- Text block:
※

Now that the NCYSA Academy Committee has met, there is a lot of new information regarding the academies and what kind of proposal will actually go before the NCYSA league presidents for approval this Spring.
I apologize for not getting this post out earlier – like many of you, we’re in the think of Spring registration and getting everything organized for the Spring. We’re on track for close to 700 registrations this season, which may seem small by most standards, but considering our league only started 5 years ago in a town of < 10,000 people – it’s a lot. But I digress…
If you haven’t already, be sure to read my earlier posts on the first NCYSA Academy proposal to get up to speed.
Disclaimer: What I include here is my recollection of what took place at the meeting from the notes I took. I tried to get as many details down on paper as possible, but if I missed something and you were there – by all means let me know! This is not mean to be the official ‘minutes’ of the meeting by any stretch.

※

- Given information:

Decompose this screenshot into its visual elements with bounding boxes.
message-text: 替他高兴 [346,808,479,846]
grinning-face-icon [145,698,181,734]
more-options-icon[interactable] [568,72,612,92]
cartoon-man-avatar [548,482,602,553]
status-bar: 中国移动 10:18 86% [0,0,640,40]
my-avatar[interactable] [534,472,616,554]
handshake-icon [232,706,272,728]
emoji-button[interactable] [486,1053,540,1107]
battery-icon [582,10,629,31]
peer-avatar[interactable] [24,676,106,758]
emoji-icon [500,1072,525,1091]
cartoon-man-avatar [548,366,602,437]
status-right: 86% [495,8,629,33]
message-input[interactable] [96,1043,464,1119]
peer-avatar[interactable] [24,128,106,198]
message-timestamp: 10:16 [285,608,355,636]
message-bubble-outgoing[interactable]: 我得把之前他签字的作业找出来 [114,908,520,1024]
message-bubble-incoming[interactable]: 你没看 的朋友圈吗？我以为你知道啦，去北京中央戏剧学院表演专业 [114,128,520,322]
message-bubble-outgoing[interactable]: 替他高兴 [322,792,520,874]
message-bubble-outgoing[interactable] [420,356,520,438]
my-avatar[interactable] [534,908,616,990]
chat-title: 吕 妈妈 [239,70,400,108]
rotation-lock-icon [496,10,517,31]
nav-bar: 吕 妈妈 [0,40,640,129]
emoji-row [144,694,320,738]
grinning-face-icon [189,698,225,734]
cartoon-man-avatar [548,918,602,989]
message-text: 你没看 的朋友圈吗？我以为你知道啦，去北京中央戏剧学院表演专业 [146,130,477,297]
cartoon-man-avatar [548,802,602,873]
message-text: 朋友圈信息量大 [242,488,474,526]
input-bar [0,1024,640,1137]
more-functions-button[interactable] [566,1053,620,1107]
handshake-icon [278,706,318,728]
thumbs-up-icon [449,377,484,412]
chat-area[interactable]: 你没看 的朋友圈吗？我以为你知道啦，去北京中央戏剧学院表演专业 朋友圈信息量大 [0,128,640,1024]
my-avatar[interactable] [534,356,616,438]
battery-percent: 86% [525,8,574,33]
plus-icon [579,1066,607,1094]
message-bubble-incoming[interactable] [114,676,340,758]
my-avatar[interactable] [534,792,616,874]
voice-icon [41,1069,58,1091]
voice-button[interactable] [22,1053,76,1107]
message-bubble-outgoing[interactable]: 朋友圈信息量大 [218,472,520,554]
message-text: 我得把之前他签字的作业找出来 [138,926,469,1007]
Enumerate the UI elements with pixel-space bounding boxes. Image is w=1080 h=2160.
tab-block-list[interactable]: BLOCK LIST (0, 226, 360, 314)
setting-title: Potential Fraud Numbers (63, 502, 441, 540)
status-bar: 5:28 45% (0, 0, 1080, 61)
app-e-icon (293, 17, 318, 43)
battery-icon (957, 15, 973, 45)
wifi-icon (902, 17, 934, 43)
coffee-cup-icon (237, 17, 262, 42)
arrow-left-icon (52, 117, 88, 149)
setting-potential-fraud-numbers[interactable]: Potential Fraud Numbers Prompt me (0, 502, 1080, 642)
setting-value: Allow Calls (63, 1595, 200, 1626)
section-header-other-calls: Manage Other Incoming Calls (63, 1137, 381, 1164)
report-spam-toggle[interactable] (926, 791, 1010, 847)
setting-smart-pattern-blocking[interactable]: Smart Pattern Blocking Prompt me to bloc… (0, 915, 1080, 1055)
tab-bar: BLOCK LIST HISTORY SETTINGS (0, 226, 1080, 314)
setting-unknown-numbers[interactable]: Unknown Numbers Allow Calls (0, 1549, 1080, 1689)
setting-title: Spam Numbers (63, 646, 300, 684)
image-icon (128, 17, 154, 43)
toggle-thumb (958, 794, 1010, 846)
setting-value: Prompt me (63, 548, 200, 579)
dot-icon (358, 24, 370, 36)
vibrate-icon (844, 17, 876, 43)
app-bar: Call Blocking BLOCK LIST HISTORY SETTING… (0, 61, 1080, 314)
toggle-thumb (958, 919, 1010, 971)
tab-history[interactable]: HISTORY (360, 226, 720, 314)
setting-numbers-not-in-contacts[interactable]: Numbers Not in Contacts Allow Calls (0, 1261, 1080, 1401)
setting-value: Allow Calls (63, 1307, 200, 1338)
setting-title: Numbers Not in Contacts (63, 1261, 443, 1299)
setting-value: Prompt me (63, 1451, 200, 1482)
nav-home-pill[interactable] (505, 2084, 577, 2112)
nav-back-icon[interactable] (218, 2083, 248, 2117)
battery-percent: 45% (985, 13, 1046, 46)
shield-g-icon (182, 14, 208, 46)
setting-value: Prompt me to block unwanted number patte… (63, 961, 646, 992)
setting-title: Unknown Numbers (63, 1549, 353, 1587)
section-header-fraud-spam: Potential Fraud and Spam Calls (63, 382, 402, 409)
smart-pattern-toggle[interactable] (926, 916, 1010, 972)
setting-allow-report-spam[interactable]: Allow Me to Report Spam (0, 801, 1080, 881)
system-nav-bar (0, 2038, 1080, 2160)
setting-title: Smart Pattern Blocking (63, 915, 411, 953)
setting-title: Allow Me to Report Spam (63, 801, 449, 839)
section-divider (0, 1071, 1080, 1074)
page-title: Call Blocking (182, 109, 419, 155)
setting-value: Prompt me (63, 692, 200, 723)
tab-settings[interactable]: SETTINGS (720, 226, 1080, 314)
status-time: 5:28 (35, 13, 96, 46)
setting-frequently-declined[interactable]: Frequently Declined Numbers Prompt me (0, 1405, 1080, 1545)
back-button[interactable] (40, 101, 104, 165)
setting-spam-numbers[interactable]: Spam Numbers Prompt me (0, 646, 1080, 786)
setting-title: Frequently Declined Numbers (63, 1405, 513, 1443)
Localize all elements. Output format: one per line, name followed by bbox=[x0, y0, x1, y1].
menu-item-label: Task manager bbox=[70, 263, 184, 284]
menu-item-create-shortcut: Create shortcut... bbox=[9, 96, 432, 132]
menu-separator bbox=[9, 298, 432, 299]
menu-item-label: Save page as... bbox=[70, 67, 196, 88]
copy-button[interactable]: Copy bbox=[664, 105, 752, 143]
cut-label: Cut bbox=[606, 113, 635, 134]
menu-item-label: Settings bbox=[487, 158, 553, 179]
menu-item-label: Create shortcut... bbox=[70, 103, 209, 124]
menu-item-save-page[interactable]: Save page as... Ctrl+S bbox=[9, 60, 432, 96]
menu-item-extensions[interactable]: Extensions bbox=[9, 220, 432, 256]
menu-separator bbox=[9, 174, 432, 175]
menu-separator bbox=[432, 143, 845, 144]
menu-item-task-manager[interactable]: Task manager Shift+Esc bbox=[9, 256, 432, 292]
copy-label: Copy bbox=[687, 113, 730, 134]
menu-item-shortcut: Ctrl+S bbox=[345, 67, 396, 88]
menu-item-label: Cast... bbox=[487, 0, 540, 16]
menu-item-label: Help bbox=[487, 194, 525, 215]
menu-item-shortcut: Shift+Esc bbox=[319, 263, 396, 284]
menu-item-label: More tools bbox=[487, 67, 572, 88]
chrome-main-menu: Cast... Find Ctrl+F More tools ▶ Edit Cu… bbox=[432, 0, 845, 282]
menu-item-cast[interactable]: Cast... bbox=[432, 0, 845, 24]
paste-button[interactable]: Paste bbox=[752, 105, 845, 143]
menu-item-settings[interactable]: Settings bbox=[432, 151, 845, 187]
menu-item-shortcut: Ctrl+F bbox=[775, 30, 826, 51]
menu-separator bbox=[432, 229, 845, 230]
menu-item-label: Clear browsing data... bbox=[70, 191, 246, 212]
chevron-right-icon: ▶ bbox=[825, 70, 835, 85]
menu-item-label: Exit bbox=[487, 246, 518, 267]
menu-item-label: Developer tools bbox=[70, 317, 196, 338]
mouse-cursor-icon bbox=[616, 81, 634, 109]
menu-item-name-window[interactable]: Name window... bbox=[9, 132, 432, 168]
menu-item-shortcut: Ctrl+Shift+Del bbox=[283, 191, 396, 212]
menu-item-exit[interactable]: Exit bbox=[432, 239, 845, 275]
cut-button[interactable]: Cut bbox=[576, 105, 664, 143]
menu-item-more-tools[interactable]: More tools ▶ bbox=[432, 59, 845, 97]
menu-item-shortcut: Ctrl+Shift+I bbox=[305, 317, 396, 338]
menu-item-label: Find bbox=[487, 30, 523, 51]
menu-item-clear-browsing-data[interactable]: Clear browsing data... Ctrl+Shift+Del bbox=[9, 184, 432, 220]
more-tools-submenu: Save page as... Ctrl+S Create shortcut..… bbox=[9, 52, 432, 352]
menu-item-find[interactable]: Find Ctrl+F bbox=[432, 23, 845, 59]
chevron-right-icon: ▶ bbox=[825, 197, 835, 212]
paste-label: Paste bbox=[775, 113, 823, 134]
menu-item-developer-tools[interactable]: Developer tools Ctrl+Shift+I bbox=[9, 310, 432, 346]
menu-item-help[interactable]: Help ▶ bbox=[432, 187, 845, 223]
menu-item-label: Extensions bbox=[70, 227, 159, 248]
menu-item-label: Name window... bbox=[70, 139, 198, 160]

※

- Given request: According to the post about the NCYSA Academy Committee, how many registrations is the league on track for this season? The entries come from a different source than the post.

- Solution: Close to 700.